Required task: Format the data from its first line up to and including the line with "value-label: 10.9 — [116, 317, 149, 337]" as a numbered list, leaving out any blank lines.
-*-
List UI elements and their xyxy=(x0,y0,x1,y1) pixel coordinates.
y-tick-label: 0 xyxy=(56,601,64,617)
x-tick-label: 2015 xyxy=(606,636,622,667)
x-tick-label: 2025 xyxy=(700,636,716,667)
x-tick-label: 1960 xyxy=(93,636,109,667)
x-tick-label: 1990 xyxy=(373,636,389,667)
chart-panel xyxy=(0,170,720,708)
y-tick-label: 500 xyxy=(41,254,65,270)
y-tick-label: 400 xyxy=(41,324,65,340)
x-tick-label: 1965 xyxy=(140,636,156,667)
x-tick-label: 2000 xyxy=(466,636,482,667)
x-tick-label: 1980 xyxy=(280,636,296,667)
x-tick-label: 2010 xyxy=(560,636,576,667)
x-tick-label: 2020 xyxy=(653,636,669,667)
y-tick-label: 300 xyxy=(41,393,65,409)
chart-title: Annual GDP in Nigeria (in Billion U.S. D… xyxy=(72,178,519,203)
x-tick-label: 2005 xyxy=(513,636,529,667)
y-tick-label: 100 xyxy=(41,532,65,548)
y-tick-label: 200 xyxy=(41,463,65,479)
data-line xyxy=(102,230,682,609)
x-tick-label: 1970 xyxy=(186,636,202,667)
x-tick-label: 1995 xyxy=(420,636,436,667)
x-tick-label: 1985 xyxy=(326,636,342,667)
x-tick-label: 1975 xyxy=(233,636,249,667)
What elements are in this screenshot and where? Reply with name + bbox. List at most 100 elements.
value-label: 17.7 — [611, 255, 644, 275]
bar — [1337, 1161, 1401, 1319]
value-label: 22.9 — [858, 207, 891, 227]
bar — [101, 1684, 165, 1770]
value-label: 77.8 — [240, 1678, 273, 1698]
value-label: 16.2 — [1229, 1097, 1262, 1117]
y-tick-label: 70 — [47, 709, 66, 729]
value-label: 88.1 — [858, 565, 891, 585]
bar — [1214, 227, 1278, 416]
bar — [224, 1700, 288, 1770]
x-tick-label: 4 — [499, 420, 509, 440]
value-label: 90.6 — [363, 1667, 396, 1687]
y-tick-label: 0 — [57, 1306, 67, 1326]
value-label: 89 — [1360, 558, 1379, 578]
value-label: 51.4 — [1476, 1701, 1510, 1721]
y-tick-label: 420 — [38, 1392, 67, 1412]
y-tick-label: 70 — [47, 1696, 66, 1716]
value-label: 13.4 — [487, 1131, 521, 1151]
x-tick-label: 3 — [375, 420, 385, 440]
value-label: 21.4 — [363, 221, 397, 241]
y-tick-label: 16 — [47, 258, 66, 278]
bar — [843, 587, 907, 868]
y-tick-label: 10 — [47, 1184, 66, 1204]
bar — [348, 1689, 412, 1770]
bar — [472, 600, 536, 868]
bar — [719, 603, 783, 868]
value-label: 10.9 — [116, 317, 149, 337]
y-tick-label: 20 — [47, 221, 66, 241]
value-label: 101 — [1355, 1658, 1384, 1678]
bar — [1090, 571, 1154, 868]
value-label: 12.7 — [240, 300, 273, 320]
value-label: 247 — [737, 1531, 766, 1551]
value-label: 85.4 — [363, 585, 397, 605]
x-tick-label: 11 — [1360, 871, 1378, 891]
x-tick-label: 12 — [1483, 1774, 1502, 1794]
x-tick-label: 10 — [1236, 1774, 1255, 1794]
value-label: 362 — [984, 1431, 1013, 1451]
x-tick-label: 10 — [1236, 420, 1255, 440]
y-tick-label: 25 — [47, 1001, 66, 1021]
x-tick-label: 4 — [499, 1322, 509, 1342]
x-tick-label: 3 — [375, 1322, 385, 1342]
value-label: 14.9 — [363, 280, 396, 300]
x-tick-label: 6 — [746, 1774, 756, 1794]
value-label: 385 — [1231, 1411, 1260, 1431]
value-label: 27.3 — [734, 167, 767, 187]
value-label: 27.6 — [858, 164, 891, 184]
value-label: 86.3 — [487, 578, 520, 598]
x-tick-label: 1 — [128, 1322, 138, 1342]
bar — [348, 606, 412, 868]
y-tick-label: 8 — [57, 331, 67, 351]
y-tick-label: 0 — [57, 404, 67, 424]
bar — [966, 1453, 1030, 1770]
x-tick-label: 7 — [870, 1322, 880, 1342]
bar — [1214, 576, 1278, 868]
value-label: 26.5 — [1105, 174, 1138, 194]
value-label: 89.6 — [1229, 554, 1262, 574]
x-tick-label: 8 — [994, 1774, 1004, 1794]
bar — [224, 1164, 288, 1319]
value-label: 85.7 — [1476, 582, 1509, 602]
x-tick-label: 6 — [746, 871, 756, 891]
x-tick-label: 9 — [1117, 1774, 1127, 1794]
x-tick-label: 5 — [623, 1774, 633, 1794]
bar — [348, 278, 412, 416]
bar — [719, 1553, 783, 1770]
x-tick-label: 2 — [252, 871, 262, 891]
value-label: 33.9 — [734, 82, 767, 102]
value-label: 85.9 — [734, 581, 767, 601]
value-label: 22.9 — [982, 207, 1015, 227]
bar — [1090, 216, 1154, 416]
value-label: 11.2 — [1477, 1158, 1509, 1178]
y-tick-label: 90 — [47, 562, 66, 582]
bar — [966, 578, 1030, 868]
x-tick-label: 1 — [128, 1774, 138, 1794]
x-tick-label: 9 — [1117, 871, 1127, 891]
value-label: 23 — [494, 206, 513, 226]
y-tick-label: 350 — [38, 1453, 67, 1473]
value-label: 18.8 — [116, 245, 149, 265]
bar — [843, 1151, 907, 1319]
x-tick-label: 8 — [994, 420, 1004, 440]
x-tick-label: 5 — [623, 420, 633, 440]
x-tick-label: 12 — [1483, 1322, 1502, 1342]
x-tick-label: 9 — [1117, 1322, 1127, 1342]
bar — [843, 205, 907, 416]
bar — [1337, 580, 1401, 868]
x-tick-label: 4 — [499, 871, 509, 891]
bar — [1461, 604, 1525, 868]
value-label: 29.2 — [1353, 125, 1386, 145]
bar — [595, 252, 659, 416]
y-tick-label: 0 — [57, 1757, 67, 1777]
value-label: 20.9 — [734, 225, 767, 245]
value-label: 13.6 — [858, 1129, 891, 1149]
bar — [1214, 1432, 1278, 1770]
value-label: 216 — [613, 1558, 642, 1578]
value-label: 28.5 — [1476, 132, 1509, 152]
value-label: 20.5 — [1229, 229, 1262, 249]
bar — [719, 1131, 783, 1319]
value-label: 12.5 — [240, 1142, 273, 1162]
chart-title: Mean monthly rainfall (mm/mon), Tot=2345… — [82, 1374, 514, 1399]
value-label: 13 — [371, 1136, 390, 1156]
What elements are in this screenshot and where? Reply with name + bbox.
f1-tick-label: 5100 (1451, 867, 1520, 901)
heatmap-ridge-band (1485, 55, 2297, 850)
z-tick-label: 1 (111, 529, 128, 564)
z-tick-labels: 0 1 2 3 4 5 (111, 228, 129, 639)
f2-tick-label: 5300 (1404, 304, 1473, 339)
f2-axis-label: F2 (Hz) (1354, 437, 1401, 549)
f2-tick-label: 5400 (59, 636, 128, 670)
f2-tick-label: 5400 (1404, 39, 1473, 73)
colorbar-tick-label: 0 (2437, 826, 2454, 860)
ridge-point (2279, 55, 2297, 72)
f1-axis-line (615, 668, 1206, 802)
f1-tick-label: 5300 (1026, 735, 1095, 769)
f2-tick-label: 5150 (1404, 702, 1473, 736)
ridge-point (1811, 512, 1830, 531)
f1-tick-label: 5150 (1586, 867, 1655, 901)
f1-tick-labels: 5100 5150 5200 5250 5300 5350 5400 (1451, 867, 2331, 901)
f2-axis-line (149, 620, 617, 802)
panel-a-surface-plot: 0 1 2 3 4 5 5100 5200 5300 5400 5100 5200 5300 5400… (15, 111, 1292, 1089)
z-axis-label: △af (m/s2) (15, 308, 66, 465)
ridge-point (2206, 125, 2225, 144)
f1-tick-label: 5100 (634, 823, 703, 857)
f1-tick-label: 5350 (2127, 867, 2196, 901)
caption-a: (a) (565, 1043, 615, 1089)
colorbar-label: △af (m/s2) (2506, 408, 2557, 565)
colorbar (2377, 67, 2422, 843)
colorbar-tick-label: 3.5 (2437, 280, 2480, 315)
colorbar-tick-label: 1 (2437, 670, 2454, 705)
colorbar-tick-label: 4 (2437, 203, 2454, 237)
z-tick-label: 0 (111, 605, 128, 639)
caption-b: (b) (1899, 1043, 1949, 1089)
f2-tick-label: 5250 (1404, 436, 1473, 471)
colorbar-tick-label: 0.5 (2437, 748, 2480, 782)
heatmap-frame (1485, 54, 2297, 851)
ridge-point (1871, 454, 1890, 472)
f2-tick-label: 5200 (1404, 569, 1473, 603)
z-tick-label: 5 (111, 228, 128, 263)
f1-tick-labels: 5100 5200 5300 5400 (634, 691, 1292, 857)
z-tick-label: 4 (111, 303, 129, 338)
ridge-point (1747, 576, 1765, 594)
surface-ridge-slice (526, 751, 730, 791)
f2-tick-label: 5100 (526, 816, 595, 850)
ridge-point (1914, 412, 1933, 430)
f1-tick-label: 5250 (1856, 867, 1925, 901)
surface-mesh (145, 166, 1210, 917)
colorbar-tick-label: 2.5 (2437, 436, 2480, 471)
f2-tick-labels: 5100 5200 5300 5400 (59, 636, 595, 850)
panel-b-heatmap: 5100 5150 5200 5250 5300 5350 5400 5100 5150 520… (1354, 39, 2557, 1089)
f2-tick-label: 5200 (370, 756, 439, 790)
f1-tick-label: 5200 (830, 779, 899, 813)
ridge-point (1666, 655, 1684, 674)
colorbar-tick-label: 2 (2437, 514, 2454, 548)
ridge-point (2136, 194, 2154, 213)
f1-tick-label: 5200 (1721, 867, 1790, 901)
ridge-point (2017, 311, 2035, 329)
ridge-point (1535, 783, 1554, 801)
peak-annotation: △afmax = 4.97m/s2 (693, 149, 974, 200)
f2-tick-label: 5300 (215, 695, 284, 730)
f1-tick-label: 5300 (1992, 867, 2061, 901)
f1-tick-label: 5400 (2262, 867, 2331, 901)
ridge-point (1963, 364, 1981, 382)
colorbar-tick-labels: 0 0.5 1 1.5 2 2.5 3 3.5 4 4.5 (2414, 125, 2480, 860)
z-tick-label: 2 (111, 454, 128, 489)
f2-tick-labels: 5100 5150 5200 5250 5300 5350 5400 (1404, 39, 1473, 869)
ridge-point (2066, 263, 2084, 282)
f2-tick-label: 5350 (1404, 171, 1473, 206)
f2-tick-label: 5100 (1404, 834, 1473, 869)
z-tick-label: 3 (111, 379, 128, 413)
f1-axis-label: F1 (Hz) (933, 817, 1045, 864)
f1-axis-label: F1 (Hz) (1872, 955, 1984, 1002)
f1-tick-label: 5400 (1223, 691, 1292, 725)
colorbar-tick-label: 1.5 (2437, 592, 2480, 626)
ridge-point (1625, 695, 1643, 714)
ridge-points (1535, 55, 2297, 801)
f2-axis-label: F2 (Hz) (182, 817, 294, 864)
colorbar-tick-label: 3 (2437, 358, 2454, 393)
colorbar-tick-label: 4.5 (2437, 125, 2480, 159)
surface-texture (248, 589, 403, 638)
-*-
Response to this exercise:
1. List UI elements and their xyxy=(x0,y0,x1,y1) pixel coordinates.
2. y-tick-label: 0 xyxy=(56,601,64,617)
3. x-tick-label: 2015 xyxy=(606,636,622,667)
4. x-tick-label: 2025 xyxy=(700,636,716,667)
5. x-tick-label: 1960 xyxy=(93,636,109,667)
6. x-tick-label: 1990 xyxy=(373,636,389,667)
7. chart-panel xyxy=(0,170,720,708)
8. y-tick-label: 500 xyxy=(41,254,65,270)
9. y-tick-label: 400 xyxy=(41,324,65,340)
10. x-tick-label: 1965 xyxy=(140,636,156,667)
11. x-tick-label: 2000 xyxy=(466,636,482,667)
12. x-tick-label: 1980 xyxy=(280,636,296,667)
13. x-tick-label: 2010 xyxy=(560,636,576,667)
14. x-tick-label: 2020 xyxy=(653,636,669,667)
15. y-tick-label: 300 xyxy=(41,393,65,409)
16. chart-title: Annual GDP in Nigeria (in Billion U.S. D… xyxy=(72,178,519,203)
17. x-tick-label: 2005 xyxy=(513,636,529,667)
18. y-tick-label: 100 xyxy=(41,532,65,548)
19. y-tick-label: 200 xyxy=(41,463,65,479)
20. data-line xyxy=(102,230,682,609)
21. x-tick-label: 1970 xyxy=(186,636,202,667)
22. x-tick-label: 1995 xyxy=(420,636,436,667)
23. x-tick-label: 1985 xyxy=(326,636,342,667)
24. x-tick-label: 1975 xyxy=(233,636,249,667)
25. What elements are in this screenshot and where? Reply with name + bbox. List at most 100 elements.
26. value-label: 17.7 — [611, 255, 644, 275]
27. bar — [1337, 1161, 1401, 1319]
28. value-label: 22.9 — [858, 207, 891, 227]
29. bar — [101, 1684, 165, 1770]
30. value-label: 77.8 — [240, 1678, 273, 1698]
31. value-label: 16.2 — [1229, 1097, 1262, 1117]
32. y-tick-label: 70 — [47, 709, 66, 729]
33. value-label: 88.1 — [858, 565, 891, 585]
34. bar — [1214, 227, 1278, 416]
35. bar — [224, 1700, 288, 1770]
36. x-tick-label: 4 — [499, 420, 509, 440]
37. value-label: 90.6 — [363, 1667, 396, 1687]
38. y-tick-label: 0 — [57, 1306, 67, 1326]
39. value-label: 89 — [1360, 558, 1379, 578]
40. value-label: 51.4 — [1476, 1701, 1510, 1721]
41. y-tick-label: 420 — [38, 1392, 67, 1412]
42. y-tick-label: 70 — [47, 1696, 66, 1716]
43. value-label: 13.4 — [487, 1131, 521, 1151]
44. x-tick-label: 3 — [375, 420, 385, 440]
45. value-label: 21.4 — [363, 221, 397, 241]
46. y-tick-label: 16 — [47, 258, 66, 278]
47. bar — [843, 587, 907, 868]
48. y-tick-label: 10 — [47, 1184, 66, 1204]
49. bar — [348, 1689, 412, 1770]
50. bar — [472, 600, 536, 868]
51. bar — [719, 603, 783, 868]
52. value-label: 10.9 — [116, 317, 149, 337]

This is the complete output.